§ **DO THIS**:
Each entry below is to be given again word for word, with no pictures.

§ **INPUT MATERIAL**:

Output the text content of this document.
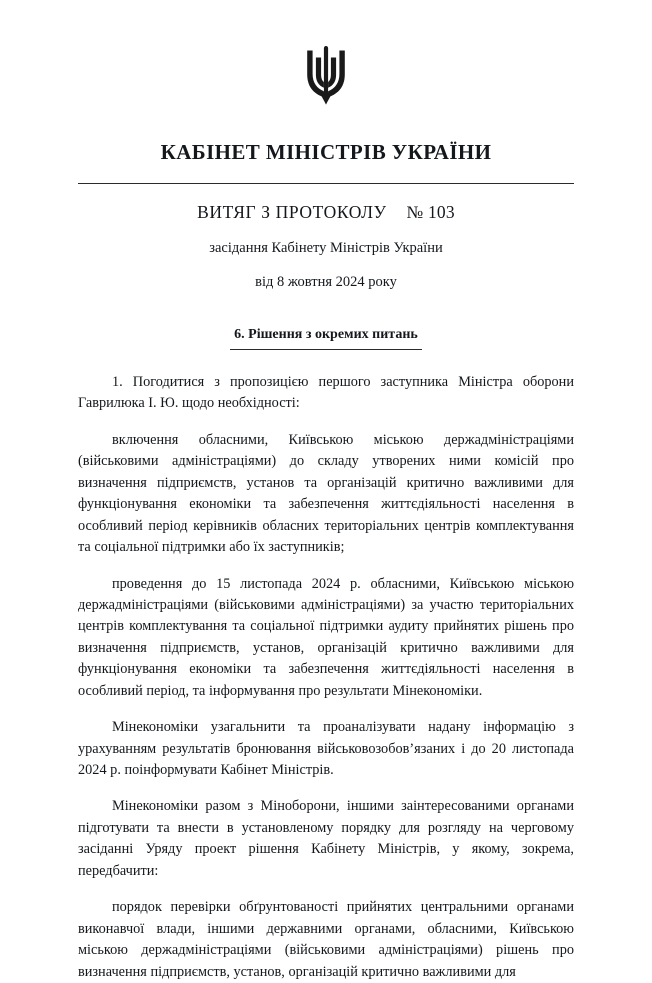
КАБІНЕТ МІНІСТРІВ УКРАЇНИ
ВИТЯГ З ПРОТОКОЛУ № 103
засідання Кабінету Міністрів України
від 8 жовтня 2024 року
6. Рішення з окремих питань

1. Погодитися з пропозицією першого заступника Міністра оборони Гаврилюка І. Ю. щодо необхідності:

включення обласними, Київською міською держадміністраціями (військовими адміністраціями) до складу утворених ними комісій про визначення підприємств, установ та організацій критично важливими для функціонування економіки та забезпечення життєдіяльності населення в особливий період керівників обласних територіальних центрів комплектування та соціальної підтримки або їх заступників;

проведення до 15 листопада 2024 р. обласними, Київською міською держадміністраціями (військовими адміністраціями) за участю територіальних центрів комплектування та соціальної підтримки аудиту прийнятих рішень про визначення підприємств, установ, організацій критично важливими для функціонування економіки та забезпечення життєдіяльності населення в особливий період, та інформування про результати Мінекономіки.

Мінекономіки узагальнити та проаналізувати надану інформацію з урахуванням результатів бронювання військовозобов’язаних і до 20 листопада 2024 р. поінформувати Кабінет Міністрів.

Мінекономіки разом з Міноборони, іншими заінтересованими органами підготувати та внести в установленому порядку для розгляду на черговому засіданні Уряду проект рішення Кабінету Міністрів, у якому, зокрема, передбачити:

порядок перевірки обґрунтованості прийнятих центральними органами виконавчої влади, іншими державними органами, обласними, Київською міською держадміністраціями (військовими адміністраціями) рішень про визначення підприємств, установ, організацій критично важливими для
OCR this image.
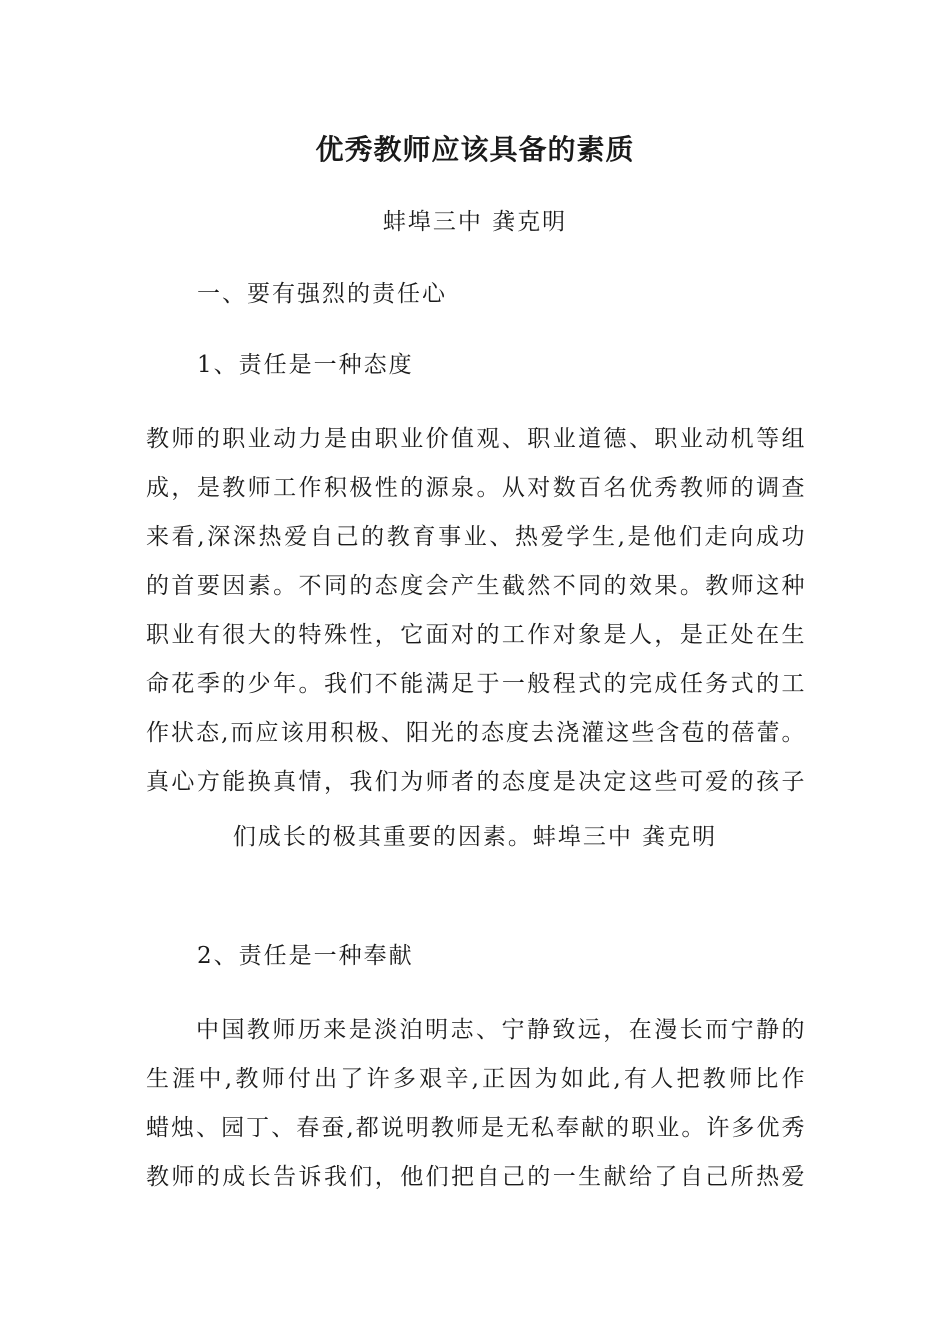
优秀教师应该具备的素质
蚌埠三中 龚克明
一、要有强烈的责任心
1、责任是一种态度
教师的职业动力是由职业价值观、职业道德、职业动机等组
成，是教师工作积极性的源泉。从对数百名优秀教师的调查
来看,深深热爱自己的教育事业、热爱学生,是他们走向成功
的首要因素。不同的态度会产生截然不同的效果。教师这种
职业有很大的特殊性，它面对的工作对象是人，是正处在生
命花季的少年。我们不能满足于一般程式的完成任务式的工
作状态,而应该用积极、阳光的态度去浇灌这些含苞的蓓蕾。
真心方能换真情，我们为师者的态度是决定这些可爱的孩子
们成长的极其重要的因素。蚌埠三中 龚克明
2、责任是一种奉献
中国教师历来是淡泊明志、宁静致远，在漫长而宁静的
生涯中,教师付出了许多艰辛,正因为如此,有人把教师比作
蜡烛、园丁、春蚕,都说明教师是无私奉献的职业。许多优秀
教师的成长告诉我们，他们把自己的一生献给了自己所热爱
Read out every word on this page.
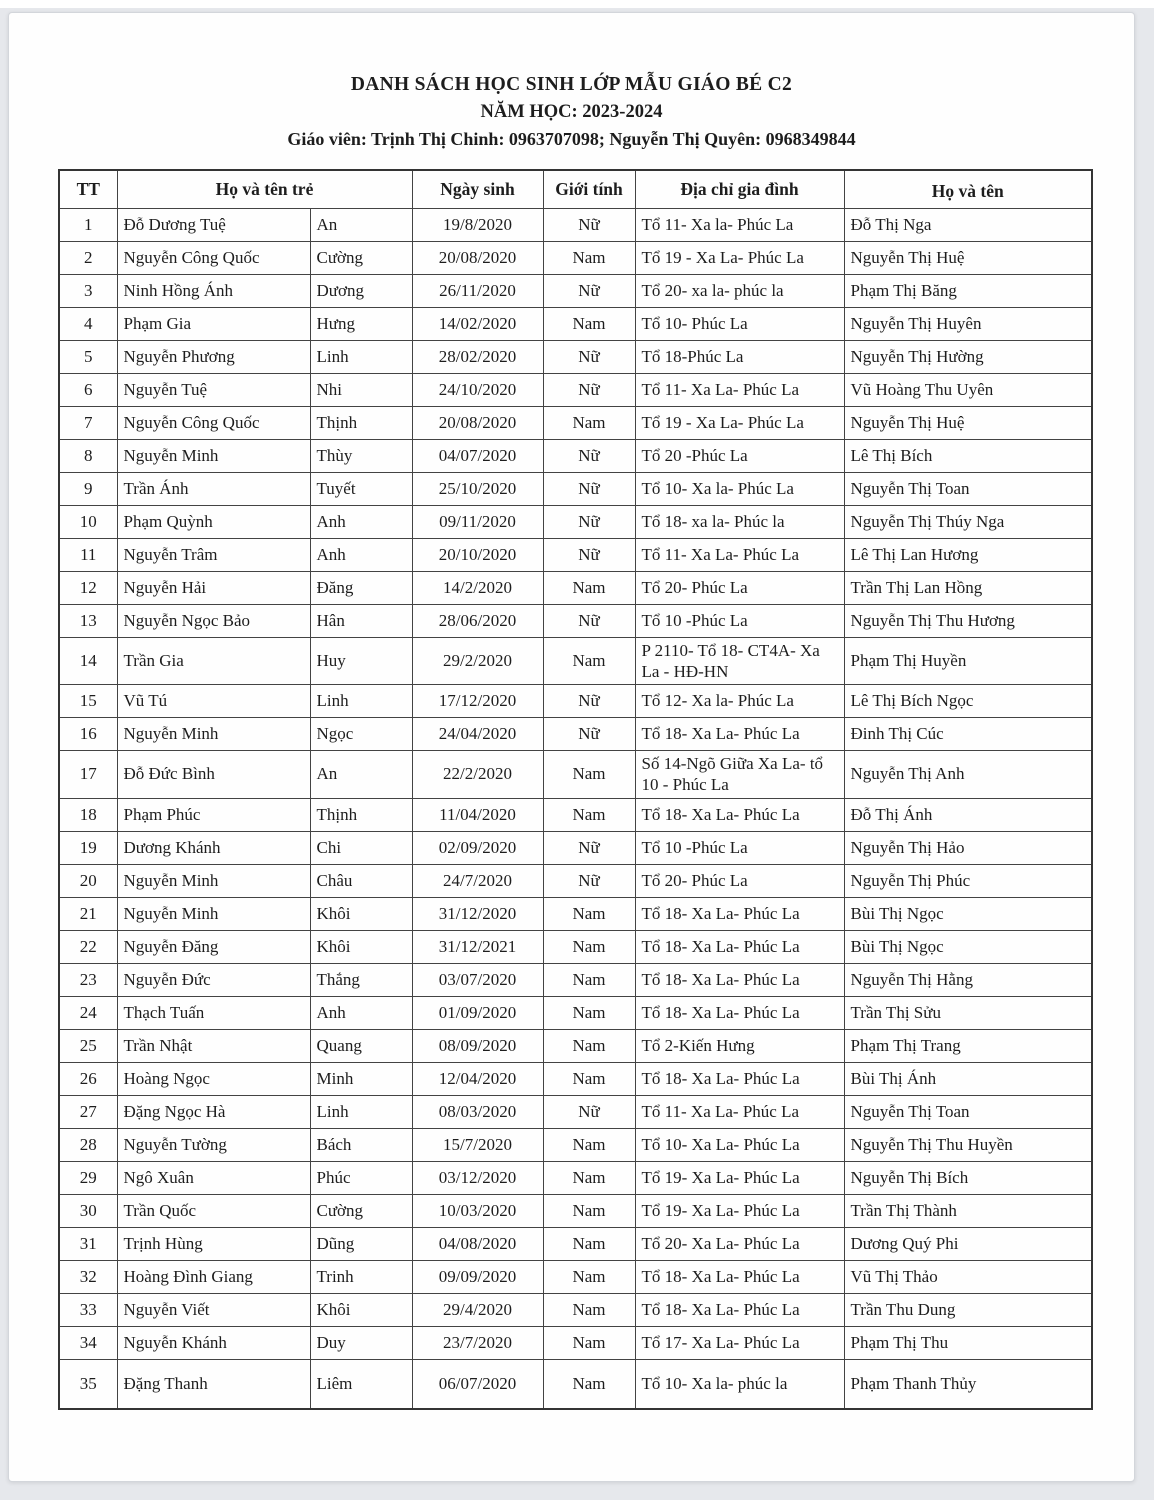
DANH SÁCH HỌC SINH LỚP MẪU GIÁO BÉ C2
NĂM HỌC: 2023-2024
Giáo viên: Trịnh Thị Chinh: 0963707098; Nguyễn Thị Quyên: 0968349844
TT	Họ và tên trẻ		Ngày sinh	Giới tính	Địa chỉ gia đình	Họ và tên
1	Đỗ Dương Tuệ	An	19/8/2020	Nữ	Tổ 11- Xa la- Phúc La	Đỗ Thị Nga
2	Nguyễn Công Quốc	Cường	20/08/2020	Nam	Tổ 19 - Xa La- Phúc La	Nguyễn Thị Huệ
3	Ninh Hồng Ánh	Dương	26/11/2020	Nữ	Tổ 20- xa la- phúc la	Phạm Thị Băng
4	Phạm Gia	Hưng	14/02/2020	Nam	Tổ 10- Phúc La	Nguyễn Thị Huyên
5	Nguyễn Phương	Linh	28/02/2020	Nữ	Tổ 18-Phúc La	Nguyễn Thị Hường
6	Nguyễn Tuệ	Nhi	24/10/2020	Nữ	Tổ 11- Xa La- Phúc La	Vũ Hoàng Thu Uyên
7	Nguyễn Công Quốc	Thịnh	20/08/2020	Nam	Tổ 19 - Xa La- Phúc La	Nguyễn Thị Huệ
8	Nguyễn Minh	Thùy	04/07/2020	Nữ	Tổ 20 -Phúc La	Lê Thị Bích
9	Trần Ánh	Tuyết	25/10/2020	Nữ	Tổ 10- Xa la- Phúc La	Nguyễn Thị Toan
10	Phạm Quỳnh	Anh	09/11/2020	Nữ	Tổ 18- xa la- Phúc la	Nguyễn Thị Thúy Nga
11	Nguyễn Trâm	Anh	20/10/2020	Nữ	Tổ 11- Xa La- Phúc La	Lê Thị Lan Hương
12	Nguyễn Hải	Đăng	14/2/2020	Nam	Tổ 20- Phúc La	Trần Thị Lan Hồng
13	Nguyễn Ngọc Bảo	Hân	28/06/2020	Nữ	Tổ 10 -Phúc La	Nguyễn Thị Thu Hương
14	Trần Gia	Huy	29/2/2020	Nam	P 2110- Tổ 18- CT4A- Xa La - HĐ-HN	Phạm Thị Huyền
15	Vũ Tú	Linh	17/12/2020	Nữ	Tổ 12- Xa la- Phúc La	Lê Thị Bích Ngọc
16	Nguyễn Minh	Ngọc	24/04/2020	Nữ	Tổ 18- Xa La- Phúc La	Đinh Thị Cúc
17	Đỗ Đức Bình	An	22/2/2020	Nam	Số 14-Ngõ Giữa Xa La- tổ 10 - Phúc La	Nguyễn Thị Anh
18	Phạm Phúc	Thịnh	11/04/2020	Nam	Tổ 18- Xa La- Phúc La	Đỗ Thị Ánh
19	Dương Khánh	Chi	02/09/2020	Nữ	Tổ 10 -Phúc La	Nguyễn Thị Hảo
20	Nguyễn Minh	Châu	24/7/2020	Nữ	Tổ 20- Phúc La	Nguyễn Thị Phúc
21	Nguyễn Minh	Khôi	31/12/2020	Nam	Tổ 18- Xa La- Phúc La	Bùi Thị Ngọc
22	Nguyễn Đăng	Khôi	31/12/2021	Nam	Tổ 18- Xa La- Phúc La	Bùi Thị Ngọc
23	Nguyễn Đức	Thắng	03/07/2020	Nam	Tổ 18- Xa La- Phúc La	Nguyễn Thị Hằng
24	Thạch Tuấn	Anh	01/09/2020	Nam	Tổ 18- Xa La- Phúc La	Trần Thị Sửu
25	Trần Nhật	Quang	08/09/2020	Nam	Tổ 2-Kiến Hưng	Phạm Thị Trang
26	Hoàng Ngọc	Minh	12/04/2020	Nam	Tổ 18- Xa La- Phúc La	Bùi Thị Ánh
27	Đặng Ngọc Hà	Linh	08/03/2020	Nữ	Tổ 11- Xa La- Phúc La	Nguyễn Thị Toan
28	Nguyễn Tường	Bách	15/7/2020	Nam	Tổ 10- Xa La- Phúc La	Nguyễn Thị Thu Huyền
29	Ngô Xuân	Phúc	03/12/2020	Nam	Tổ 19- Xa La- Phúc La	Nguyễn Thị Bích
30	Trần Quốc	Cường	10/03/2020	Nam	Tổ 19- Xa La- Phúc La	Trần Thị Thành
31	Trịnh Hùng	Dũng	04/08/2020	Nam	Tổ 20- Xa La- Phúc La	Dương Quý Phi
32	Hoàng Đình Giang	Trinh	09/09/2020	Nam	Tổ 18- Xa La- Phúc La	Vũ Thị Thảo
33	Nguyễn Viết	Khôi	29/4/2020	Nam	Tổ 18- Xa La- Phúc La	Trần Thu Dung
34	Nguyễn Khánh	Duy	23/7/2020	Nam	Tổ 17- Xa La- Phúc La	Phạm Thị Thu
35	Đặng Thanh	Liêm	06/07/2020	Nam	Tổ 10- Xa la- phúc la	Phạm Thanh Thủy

§ **FULL OUTPUT**:
Output the text content of this document.
КАБІНЕТ МІНІСТРІВ УКРАЇНИ
ВИТЯГ З ПРОТОКОЛУ № 103
засідання Кабінету Міністрів України
від 8 жовтня 2024 року
6. Рішення з окремих питань

1. Погодитися з пропозицією першого заступника Міністра оборони Гаврилюка І. Ю. щодо необхідності:

включення обласними, Київською міською держадміністраціями (військовими адміністраціями) до складу утворених ними комісій про визначення підприємств, установ та організацій критично важливими для функціонування економіки та забезпечення життєдіяльності населення в особливий період керівників обласних територіальних центрів комплектування та соціальної підтримки або їх заступників;

проведення до 15 листопада 2024 р. обласними, Київською міською держадміністраціями (військовими адміністраціями) за участю територіальних центрів комплектування та соціальної підтримки аудиту прийнятих рішень про визначення підприємств, установ, організацій критично важливими для функціонування економіки та забезпечення життєдіяльності населення в особливий період, та інформування про результати Мінекономіки.

Мінекономіки узагальнити та проаналізувати надану інформацію з урахуванням результатів бронювання військовозобов’язаних і до 20 листопада 2024 р. поінформувати Кабінет Міністрів.

Мінекономіки разом з Міноборони, іншими заінтересованими органами підготувати та внести в установленому порядку для розгляду на черговому засіданні Уряду проект рішення Кабінету Міністрів, у якому, зокрема, передбачити:

порядок перевірки обґрунтованості прийнятих центральними органами виконавчої влади, іншими державними органами, обласними, Київською міською держадміністраціями (військовими адміністраціями) рішень про визначення підприємств, установ, організацій критично важливими для
OCR this image.
优秀教师应该具备的素质
蚌埠三中 龚克明
一、要有强烈的责任心
1、责任是一种态度
教师的职业动力是由职业价值观、职业道德、职业动机等组
成，是教师工作积极性的源泉。从对数百名优秀教师的调查
来看,深深热爱自己的教育事业、热爱学生,是他们走向成功
的首要因素。不同的态度会产生截然不同的效果。教师这种
职业有很大的特殊性，它面对的工作对象是人，是正处在生
命花季的少年。我们不能满足于一般程式的完成任务式的工
作状态,而应该用积极、阳光的态度去浇灌这些含苞的蓓蕾。
真心方能换真情，我们为师者的态度是决定这些可爱的孩子
们成长的极其重要的因素。蚌埠三中 龚克明
2、责任是一种奉献
中国教师历来是淡泊明志、宁静致远，在漫长而宁静的
生涯中,教师付出了许多艰辛,正因为如此,有人把教师比作
蜡烛、园丁、春蚕,都说明教师是无私奉献的职业。许多优秀
教师的成长告诉我们，他们把自己的一生献给了自己所热爱
Read out every word on this page.
DANH SÁCH HỌC SINH LỚP MẪU GIÁO BÉ C2
NĂM HỌC: 2023-2024
Giáo viên: Trịnh Thị Chinh: 0963707098; Nguyễn Thị Quyên: 0968349844
TT	Họ và tên trẻ		Ngày sinh	Giới tính	Địa chỉ gia đình	Họ và tên
1	Đỗ Dương Tuệ	An	19/8/2020	Nữ	Tổ 11- Xa la- Phúc La	Đỗ Thị Nga
2	Nguyễn Công Quốc	Cường	20/08/2020	Nam	Tổ 19 - Xa La- Phúc La	Nguyễn Thị Huệ
3	Ninh Hồng Ánh	Dương	26/11/2020	Nữ	Tổ 20- xa la- phúc la	Phạm Thị Băng
4	Phạm Gia	Hưng	14/02/2020	Nam	Tổ 10- Phúc La	Nguyễn Thị Huyên
5	Nguyễn Phương	Linh	28/02/2020	Nữ	Tổ 18-Phúc La	Nguyễn Thị Hường
6	Nguyễn Tuệ	Nhi	24/10/2020	Nữ	Tổ 11- Xa La- Phúc La	Vũ Hoàng Thu Uyên
7	Nguyễn Công Quốc	Thịnh	20/08/2020	Nam	Tổ 19 - Xa La- Phúc La	Nguyễn Thị Huệ
8	Nguyễn Minh	Thùy	04/07/2020	Nữ	Tổ 20 -Phúc La	Lê Thị Bích
9	Trần Ánh	Tuyết	25/10/2020	Nữ	Tổ 10- Xa la- Phúc La	Nguyễn Thị Toan
10	Phạm Quỳnh	Anh	09/11/2020	Nữ	Tổ 18- xa la- Phúc la	Nguyễn Thị Thúy Nga
11	Nguyễn Trâm	Anh	20/10/2020	Nữ	Tổ 11- Xa La- Phúc La	Lê Thị Lan Hương
12	Nguyễn Hải	Đăng	14/2/2020	Nam	Tổ 20- Phúc La	Trần Thị Lan Hồng
13	Nguyễn Ngọc Bảo	Hân	28/06/2020	Nữ	Tổ 10 -Phúc La	Nguyễn Thị Thu Hương
14	Trần Gia	Huy	29/2/2020	Nam	P 2110- Tổ 18- CT4A- Xa La - HĐ-HN	Phạm Thị Huyền
15	Vũ Tú	Linh	17/12/2020	Nữ	Tổ 12- Xa la- Phúc La	Lê Thị Bích Ngọc
16	Nguyễn Minh	Ngọc	24/04/2020	Nữ	Tổ 18- Xa La- Phúc La	Đinh Thị Cúc
17	Đỗ Đức Bình	An	22/2/2020	Nam	Số 14-Ngõ Giữa Xa La- tổ 10 - Phúc La	Nguyễn Thị Anh
18	Phạm Phúc	Thịnh	11/04/2020	Nam	Tổ 18- Xa La- Phúc La	Đỗ Thị Ánh
19	Dương Khánh	Chi	02/09/2020	Nữ	Tổ 10 -Phúc La	Nguyễn Thị Hảo
20	Nguyễn Minh	Châu	24/7/2020	Nữ	Tổ 20- Phúc La	Nguyễn Thị Phúc
21	Nguyễn Minh	Khôi	31/12/2020	Nam	Tổ 18- Xa La- Phúc La	Bùi Thị Ngọc
22	Nguyễn Đăng	Khôi	31/12/2021	Nam	Tổ 18- Xa La- Phúc La	Bùi Thị Ngọc
23	Nguyễn Đức	Thắng	03/07/2020	Nam	Tổ 18- Xa La- Phúc La	Nguyễn Thị Hằng
24	Thạch Tuấn	Anh	01/09/2020	Nam	Tổ 18- Xa La- Phúc La	Trần Thị Sửu
25	Trần Nhật	Quang	08/09/2020	Nam	Tổ 2-Kiến Hưng	Phạm Thị Trang
26	Hoàng Ngọc	Minh	12/04/2020	Nam	Tổ 18- Xa La- Phúc La	Bùi Thị Ánh
27	Đặng Ngọc Hà	Linh	08/03/2020	Nữ	Tổ 11- Xa La- Phúc La	Nguyễn Thị Toan
28	Nguyễn Tường	Bách	15/7/2020	Nam	Tổ 10- Xa La- Phúc La	Nguyễn Thị Thu Huyền
29	Ngô Xuân	Phúc	03/12/2020	Nam	Tổ 19- Xa La- Phúc La	Nguyễn Thị Bích
30	Trần Quốc	Cường	10/03/2020	Nam	Tổ 19- Xa La- Phúc La	Trần Thị Thành
31	Trịnh Hùng	Dũng	04/08/2020	Nam	Tổ 20- Xa La- Phúc La	Dương Quý Phi
32	Hoàng Đình Giang	Trinh	09/09/2020	Nam	Tổ 18- Xa La- Phúc La	Vũ Thị Thảo
33	Nguyễn Viết	Khôi	29/4/2020	Nam	Tổ 18- Xa La- Phúc La	Trần Thu Dung
34	Nguyễn Khánh	Duy	23/7/2020	Nam	Tổ 17- Xa La- Phúc La	Phạm Thị Thu
35	Đặng Thanh	Liêm	06/07/2020	Nam	Tổ 10- Xa la- phúc la	Phạm Thanh Thủy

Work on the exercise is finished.